------ Dataset entries
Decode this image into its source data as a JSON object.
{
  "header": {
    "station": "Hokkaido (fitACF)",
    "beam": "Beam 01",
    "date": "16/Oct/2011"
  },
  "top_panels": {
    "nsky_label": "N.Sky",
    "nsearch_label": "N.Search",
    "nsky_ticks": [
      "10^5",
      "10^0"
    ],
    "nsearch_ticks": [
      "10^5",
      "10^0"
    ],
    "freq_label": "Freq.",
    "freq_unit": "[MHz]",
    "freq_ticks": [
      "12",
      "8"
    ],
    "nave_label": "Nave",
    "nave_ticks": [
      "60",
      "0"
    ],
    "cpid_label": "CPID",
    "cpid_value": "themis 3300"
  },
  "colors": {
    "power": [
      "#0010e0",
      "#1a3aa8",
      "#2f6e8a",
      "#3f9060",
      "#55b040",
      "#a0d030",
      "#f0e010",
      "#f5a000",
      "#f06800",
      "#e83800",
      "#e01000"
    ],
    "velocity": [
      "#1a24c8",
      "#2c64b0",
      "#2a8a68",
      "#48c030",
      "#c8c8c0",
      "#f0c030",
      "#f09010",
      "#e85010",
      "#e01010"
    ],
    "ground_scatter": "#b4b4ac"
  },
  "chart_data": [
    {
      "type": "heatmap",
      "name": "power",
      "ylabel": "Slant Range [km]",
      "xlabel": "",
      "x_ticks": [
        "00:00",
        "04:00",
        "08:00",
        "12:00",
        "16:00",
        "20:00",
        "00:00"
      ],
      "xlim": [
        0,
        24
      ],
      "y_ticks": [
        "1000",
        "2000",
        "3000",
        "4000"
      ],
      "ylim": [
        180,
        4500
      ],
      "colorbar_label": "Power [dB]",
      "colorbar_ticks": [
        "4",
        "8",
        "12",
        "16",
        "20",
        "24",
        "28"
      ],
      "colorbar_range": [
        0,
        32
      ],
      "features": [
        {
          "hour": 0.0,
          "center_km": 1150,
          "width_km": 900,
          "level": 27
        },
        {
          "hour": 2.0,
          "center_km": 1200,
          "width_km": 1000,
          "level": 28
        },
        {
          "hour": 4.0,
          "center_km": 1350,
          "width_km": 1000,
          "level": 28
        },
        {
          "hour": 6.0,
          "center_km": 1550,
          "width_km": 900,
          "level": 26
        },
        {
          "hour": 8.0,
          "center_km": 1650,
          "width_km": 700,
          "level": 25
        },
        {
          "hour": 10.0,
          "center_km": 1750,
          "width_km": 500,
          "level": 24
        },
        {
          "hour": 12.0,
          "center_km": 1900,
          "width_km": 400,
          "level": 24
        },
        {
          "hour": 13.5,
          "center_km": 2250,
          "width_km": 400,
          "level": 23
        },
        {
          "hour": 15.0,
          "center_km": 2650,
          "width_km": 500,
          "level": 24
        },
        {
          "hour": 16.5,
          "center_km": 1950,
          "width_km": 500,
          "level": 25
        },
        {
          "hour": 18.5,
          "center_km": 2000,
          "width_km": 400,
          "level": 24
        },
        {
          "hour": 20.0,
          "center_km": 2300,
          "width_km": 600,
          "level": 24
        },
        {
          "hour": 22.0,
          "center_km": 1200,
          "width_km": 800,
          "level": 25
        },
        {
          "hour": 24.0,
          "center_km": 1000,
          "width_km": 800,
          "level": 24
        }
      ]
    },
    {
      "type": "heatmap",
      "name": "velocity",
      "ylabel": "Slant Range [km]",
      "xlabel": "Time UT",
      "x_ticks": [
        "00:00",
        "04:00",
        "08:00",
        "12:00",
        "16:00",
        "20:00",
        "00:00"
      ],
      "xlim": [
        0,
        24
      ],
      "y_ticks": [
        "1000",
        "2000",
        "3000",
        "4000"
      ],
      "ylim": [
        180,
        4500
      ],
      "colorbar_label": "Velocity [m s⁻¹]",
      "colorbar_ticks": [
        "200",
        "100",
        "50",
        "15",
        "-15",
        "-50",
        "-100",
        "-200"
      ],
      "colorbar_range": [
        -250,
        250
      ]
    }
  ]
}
------------
**Objective:** Reproduce the material above, every line of it, exactly.

**Finished task:**
Decode this image into its source data as a JSON object.
{
  "header": {
    "station": "Hokkaido (fitACF)",
    "beam": "Beam 01",
    "date": "16/Oct/2011"
  },
  "top_panels": {
    "nsky_label": "N.Sky",
    "nsearch_label": "N.Search",
    "nsky_ticks": [
      "10^5",
      "10^0"
    ],
    "nsearch_ticks": [
      "10^5",
      "10^0"
    ],
    "freq_label": "Freq.",
    "freq_unit": "[MHz]",
    "freq_ticks": [
      "12",
      "8"
    ],
    "nave_label": "Nave",
    "nave_ticks": [
      "60",
      "0"
    ],
    "cpid_label": "CPID",
    "cpid_value": "themis 3300"
  },
  "colors": {
    "power": [
      "#0010e0",
      "#1a3aa8",
      "#2f6e8a",
      "#3f9060",
      "#55b040",
      "#a0d030",
      "#f0e010",
      "#f5a000",
      "#f06800",
      "#e83800",
      "#e01000"
    ],
    "velocity": [
      "#1a24c8",
      "#2c64b0",
      "#2a8a68",
      "#48c030",
      "#c8c8c0",
      "#f0c030",
      "#f09010",
      "#e85010",
      "#e01010"
    ],
    "ground_scatter": "#b4b4ac"
  },
  "chart_data": [
    {
      "type": "heatmap",
      "name": "power",
      "ylabel": "Slant Range [km]",
      "xlabel": "",
      "x_ticks": [
        "00:00",
        "04:00",
        "08:00",
        "12:00",
        "16:00",
        "20:00",
        "00:00"
      ],
      "xlim": [
        0,
        24
      ],
      "y_ticks": [
        "1000",
        "2000",
        "3000",
        "4000"
      ],
      "ylim": [
        180,
        4500
      ],
      "colorbar_label": "Power [dB]",
      "colorbar_ticks": [
        "4",
        "8",
        "12",
        "16",
        "20",
        "24",
        "28"
      ],
      "colorbar_range": [
        0,
        32
      ],
      "features": [
        {
          "hour": 0.0,
          "center_km": 1150,
          "width_km": 900,
          "level": 27
        },
        {
          "hour": 2.0,
          "center_km": 1200,
          "width_km": 1000,
          "level": 28
        },
        {
          "hour": 4.0,
          "center_km": 1350,
          "width_km": 1000,
          "level": 28
        },
        {
          "hour": 6.0,
          "center_km": 1550,
          "width_km": 900,
          "level": 26
        },
        {
          "hour": 8.0,
          "center_km": 1650,
          "width_km": 700,
          "level": 25
        },
        {
          "hour": 10.0,
          "center_km": 1750,
          "width_km": 500,
          "level": 24
        },
        {
          "hour": 12.0,
          "center_km": 1900,
          "width_km": 400,
          "level": 24
        },
        {
          "hour": 13.5,
          "center_km": 2250,
          "width_km": 400,
          "level": 23
        },
        {
          "hour": 15.0,
          "center_km": 2650,
          "width_km": 500,
          "level": 24
        },
        {
          "hour": 16.5,
          "center_km": 1950,
          "width_km": 500,
          "level": 25
        },
        {
          "hour": 18.5,
          "center_km": 2000,
          "width_km": 400,
          "level": 24
        },
        {
          "hour": 20.0,
          "center_km": 2300,
          "width_km": 600,
          "level": 24
        },
        {
          "hour": 22.0,
          "center_km": 1200,
          "width_km": 800,
          "level": 25
        },
        {
          "hour": 24.0,
          "center_km": 1000,
          "width_km": 800,
          "level": 24
        }
      ]
    },
    {
      "type": "heatmap",
      "name": "velocity",
      "ylabel": "Slant Range [km]",
      "xlabel": "Time UT",
      "x_ticks": [
        "00:00",
        "04:00",
        "08:00",
        "12:00",
        "16:00",
        "20:00",
        "00:00"
      ],
      "xlim": [
        0,
        24
      ],
      "y_ticks": [
        "1000",
        "2000",
        "3000",
        "4000"
      ],
      "ylim": [
        180,
        4500
      ],
      "colorbar_label": "Velocity [m s⁻¹]",
      "colorbar_ticks": [
        "200",
        "100",
        "50",
        "15",
        "-15",
        "-50",
        "-100",
        "-200"
      ],
      "colorbar_range": [
        -250,
        250
      ]
    }
  ]
}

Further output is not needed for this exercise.